**Exercise objective**
Repeat the whole listing exactly.

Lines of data
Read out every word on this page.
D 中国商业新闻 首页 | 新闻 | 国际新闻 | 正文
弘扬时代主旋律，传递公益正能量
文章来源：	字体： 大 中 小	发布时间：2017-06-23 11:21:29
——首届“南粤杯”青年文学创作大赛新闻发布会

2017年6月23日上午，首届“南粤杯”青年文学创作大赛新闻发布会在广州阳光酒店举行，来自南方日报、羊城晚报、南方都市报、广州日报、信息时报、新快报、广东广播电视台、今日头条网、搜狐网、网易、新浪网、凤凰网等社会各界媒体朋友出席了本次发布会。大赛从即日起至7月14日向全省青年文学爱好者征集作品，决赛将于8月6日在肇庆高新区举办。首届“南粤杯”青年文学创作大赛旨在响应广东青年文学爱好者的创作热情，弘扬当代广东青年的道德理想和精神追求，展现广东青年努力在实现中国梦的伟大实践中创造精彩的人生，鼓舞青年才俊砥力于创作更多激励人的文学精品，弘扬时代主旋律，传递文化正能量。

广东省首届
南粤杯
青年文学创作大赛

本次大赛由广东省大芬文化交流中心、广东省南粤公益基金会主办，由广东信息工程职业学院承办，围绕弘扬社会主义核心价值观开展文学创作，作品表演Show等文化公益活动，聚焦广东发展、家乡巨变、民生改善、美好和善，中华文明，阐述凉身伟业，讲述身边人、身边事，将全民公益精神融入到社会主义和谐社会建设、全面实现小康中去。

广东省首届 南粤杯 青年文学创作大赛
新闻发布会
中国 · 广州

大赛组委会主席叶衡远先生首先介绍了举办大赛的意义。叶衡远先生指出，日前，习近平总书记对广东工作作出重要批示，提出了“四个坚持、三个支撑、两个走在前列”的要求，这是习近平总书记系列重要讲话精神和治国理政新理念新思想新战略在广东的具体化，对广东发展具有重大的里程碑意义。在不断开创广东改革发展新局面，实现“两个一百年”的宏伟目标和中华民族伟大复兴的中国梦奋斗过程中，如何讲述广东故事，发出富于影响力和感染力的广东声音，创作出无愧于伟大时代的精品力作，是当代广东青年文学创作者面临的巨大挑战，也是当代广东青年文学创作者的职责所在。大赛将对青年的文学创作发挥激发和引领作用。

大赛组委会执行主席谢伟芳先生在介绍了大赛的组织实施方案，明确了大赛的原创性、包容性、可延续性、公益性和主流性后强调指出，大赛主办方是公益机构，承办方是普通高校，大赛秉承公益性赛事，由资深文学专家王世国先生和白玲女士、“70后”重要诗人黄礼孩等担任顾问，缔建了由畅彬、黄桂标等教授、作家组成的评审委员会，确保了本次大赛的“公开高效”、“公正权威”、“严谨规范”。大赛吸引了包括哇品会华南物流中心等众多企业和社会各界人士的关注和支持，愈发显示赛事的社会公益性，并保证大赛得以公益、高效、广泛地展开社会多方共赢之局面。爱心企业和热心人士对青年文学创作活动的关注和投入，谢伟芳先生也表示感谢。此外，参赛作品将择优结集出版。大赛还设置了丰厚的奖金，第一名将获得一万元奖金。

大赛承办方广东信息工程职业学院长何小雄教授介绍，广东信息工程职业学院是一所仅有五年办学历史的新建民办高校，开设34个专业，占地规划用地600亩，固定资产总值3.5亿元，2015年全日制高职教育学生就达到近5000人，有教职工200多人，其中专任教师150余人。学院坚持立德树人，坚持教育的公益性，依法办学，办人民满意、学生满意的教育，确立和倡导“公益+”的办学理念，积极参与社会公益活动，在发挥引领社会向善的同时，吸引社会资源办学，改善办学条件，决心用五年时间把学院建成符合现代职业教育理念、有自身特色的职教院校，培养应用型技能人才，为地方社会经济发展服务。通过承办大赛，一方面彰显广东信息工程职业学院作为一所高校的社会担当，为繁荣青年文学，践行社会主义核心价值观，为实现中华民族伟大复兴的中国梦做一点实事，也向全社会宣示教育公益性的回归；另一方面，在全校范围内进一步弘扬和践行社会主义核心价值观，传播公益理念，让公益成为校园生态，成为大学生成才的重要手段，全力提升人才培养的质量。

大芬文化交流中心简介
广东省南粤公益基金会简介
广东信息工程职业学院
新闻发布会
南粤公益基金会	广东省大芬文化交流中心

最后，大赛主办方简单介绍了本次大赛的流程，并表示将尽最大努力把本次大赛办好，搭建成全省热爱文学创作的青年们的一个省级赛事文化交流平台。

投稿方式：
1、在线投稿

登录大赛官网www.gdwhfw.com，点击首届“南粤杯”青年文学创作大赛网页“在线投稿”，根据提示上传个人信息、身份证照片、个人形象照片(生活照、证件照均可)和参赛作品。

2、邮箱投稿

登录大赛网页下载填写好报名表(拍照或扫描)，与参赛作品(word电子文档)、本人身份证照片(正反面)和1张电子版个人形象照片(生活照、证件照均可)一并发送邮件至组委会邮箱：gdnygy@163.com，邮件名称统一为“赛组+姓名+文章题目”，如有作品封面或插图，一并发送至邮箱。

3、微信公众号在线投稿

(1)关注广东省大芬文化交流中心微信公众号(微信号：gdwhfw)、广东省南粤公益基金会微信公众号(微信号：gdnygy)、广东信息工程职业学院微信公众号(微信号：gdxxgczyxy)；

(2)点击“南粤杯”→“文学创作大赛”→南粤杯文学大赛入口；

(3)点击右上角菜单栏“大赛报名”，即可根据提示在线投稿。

**Exercise output**
Read out every word on this page.
D 中国商业新闻 首页 | 新闻 | 国际新闻 | 正文
弘扬时代主旋律，传递公益正能量
文章来源：	字体： 大 中 小	发布时间：2017-06-23 11:21:29
——首届“南粤杯”青年文学创作大赛新闻发布会

2017年6月23日上午，首届“南粤杯”青年文学创作大赛新闻发布会在广州阳光酒店举行，来自南方日报、羊城晚报、南方都市报、广州日报、信息时报、新快报、广东广播电视台、今日头条网、搜狐网、网易、新浪网、凤凰网等社会各界媒体朋友出席了本次发布会。大赛从即日起至7月14日向全省青年文学爱好者征集作品，决赛将于8月6日在肇庆高新区举办。首届“南粤杯”青年文学创作大赛旨在响应广东青年文学爱好者的创作热情，弘扬当代广东青年的道德理想和精神追求，展现广东青年努力在实现中国梦的伟大实践中创造精彩的人生，鼓舞青年才俊砥力于创作更多激励人的文学精品，弘扬时代主旋律，传递文化正能量。

广东省首届
南粤杯
青年文学创作大赛

本次大赛由广东省大芬文化交流中心、广东省南粤公益基金会主办，由广东信息工程职业学院承办，围绕弘扬社会主义核心价值观开展文学创作，作品表演Show等文化公益活动，聚焦广东发展、家乡巨变、民生改善、美好和善，中华文明，阐述凉身伟业，讲述身边人、身边事，将全民公益精神融入到社会主义和谐社会建设、全面实现小康中去。

广东省首届 南粤杯 青年文学创作大赛
新闻发布会
中国 · 广州

大赛组委会主席叶衡远先生首先介绍了举办大赛的意义。叶衡远先生指出，日前，习近平总书记对广东工作作出重要批示，提出了“四个坚持、三个支撑、两个走在前列”的要求，这是习近平总书记系列重要讲话精神和治国理政新理念新思想新战略在广东的具体化，对广东发展具有重大的里程碑意义。在不断开创广东改革发展新局面，实现“两个一百年”的宏伟目标和中华民族伟大复兴的中国梦奋斗过程中，如何讲述广东故事，发出富于影响力和感染力的广东声音，创作出无愧于伟大时代的精品力作，是当代广东青年文学创作者面临的巨大挑战，也是当代广东青年文学创作者的职责所在。大赛将对青年的文学创作发挥激发和引领作用。

大赛组委会执行主席谢伟芳先生在介绍了大赛的组织实施方案，明确了大赛的原创性、包容性、可延续性、公益性和主流性后强调指出，大赛主办方是公益机构，承办方是普通高校，大赛秉承公益性赛事，由资深文学专家王世国先生和白玲女士、“70后”重要诗人黄礼孩等担任顾问，缔建了由畅彬、黄桂标等教授、作家组成的评审委员会，确保了本次大赛的“公开高效”、“公正权威”、“严谨规范”。大赛吸引了包括哇品会华南物流中心等众多企业和社会各界人士的关注和支持，愈发显示赛事的社会公益性，并保证大赛得以公益、高效、广泛地展开社会多方共赢之局面。爱心企业和热心人士对青年文学创作活动的关注和投入，谢伟芳先生也表示感谢。此外，参赛作品将择优结集出版。大赛还设置了丰厚的奖金，第一名将获得一万元奖金。

大赛承办方广东信息工程职业学院长何小雄教授介绍，广东信息工程职业学院是一所仅有五年办学历史的新建民办高校，开设34个专业，占地规划用地600亩，固定资产总值3.5亿元，2015年全日制高职教育学生就达到近5000人，有教职工200多人，其中专任教师150余人。学院坚持立德树人，坚持教育的公益性，依法办学，办人民满意、学生满意的教育，确立和倡导“公益+”的办学理念，积极参与社会公益活动，在发挥引领社会向善的同时，吸引社会资源办学，改善办学条件，决心用五年时间把学院建成符合现代职业教育理念、有自身特色的职教院校，培养应用型技能人才，为地方社会经济发展服务。通过承办大赛，一方面彰显广东信息工程职业学院作为一所高校的社会担当，为繁荣青年文学，践行社会主义核心价值观，为实现中华民族伟大复兴的中国梦做一点实事，也向全社会宣示教育公益性的回归；另一方面，在全校范围内进一步弘扬和践行社会主义核心价值观，传播公益理念，让公益成为校园生态，成为大学生成才的重要手段，全力提升人才培养的质量。

大芬文化交流中心简介
广东省南粤公益基金会简介
广东信息工程职业学院
新闻发布会
南粤公益基金会	广东省大芬文化交流中心

最后，大赛主办方简单介绍了本次大赛的流程，并表示将尽最大努力把本次大赛办好，搭建成全省热爱文学创作的青年们的一个省级赛事文化交流平台。

投稿方式：
1、在线投稿

登录大赛官网www.gdwhfw.com，点击首届“南粤杯”青年文学创作大赛网页“在线投稿”，根据提示上传个人信息、身份证照片、个人形象照片(生活照、证件照均可)和参赛作品。

2、邮箱投稿

登录大赛网页下载填写好报名表(拍照或扫描)，与参赛作品(word电子文档)、本人身份证照片(正反面)和1张电子版个人形象照片(生活照、证件照均可)一并发送邮件至组委会邮箱：gdnygy@163.com，邮件名称统一为“赛组+姓名+文章题目”，如有作品封面或插图，一并发送至邮箱。

3、微信公众号在线投稿

(1)关注广东省大芬文化交流中心微信公众号(微信号：gdwhfw)、广东省南粤公益基金会微信公众号(微信号：gdnygy)、广东信息工程职业学院微信公众号(微信号：gdxxgczyxy)；

(2)点击“南粤杯”→“文学创作大赛”→南粤杯文学大赛入口；

(3)点击右上角菜单栏“大赛报名”，即可根据提示在线投稿。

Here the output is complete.